-- start of Stored data --
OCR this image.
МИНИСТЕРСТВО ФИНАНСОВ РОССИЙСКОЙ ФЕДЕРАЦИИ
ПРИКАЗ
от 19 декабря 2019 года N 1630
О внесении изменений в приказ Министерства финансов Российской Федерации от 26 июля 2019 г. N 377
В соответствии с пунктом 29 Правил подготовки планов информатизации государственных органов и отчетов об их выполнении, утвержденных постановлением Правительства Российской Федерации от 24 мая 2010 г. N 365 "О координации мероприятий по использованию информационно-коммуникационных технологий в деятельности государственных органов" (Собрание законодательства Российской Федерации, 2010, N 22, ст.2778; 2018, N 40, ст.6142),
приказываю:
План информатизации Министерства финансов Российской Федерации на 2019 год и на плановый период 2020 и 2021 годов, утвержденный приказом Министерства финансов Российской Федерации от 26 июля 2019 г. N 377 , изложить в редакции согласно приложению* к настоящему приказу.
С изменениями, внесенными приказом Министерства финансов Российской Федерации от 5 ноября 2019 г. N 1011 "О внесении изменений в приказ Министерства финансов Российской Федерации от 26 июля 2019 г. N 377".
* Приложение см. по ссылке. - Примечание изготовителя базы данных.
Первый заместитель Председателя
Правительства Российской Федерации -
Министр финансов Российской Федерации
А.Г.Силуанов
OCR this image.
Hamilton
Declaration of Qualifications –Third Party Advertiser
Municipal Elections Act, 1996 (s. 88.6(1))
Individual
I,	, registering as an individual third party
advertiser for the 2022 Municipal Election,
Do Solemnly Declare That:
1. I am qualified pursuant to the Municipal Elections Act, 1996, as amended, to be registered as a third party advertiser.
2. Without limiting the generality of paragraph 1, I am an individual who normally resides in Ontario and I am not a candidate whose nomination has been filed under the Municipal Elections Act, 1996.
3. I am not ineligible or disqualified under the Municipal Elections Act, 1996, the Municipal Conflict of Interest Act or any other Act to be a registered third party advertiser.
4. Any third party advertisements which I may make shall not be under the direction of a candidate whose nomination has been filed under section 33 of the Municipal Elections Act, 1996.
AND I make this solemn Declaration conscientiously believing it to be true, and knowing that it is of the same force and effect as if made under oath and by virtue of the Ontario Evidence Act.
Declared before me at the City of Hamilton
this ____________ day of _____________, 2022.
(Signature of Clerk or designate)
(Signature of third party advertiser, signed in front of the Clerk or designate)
-- end of Stored data --
#### Exercise aim:
Scan the records above and report how many lines include the word "designate", without any other text.

#### Output of the exercise:
2